## [Problem]
From the listing below, pull out every line where the string "apache" appears.

[Collected data entries]
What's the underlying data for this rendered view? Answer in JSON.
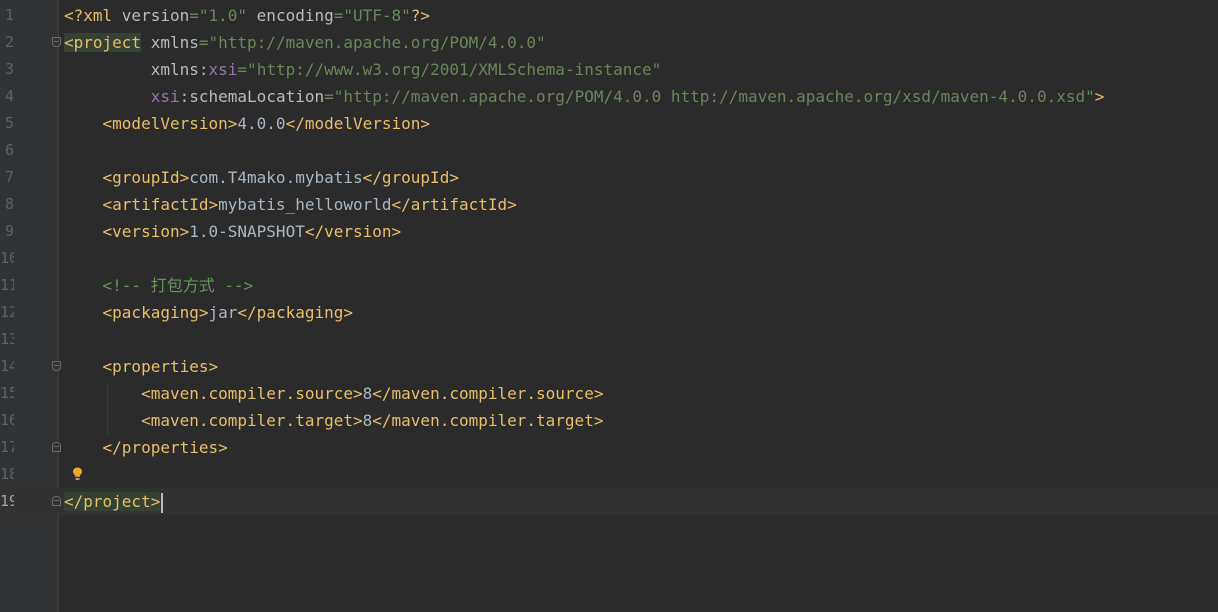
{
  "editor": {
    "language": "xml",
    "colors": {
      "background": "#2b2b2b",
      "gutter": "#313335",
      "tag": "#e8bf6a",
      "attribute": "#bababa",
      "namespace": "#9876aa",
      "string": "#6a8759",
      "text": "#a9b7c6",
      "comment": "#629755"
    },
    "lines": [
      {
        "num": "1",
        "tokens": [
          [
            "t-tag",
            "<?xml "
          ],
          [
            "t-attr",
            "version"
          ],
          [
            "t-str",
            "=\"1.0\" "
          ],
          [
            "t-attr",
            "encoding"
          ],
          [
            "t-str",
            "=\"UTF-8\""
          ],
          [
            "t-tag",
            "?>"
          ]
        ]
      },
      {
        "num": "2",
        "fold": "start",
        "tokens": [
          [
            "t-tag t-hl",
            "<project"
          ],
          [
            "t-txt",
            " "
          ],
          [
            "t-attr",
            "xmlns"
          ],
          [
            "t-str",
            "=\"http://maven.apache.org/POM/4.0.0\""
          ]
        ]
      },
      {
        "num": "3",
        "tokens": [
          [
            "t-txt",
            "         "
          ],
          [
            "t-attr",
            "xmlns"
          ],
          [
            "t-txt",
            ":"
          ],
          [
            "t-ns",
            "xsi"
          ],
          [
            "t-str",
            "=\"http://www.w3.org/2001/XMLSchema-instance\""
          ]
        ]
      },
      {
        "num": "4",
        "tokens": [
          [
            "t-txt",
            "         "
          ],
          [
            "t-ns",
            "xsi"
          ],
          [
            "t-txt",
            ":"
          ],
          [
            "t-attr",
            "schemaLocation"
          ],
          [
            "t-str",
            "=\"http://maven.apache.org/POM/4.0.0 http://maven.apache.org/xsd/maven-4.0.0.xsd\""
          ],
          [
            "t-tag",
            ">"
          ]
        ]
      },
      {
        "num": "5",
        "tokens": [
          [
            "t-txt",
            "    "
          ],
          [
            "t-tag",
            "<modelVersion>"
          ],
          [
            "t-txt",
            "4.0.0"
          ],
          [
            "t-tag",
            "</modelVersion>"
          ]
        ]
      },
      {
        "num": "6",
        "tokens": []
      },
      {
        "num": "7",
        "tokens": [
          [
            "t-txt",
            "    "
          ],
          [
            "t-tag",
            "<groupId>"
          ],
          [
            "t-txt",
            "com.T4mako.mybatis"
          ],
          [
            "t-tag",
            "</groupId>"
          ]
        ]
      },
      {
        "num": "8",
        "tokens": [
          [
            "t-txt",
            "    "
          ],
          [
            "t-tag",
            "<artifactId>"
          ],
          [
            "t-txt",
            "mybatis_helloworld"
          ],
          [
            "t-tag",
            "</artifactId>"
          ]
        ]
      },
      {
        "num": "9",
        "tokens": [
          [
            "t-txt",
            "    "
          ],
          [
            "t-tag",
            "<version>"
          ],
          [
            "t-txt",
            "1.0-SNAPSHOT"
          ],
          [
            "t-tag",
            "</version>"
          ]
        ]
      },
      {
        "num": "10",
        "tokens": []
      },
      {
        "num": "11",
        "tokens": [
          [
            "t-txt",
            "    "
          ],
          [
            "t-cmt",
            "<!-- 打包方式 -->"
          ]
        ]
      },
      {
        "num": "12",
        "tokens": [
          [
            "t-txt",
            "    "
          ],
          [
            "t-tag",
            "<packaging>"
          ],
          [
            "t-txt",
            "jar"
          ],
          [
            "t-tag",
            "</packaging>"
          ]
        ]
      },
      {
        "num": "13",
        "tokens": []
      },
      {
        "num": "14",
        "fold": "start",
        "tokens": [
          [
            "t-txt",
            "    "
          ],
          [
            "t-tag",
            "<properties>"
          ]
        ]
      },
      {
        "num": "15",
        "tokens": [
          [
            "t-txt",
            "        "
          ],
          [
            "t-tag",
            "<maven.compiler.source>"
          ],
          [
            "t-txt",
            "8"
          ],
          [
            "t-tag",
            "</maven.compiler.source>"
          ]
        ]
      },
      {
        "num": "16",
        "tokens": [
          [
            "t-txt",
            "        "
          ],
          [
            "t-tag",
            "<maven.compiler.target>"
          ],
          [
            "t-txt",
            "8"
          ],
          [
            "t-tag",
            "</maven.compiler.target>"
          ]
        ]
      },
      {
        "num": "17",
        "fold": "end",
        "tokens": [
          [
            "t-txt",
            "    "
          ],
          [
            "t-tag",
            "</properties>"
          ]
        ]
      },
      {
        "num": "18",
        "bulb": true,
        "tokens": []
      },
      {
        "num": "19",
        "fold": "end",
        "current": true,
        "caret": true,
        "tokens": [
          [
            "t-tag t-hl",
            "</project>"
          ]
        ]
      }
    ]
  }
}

## [Complete response]
            "=\"http://maven.apache.org/POM/4.0.0\""
            "=\"http://maven.apache.org/POM/4.0.0 http://maven.apache.org/xsd/maven-4.0.0.xsd\""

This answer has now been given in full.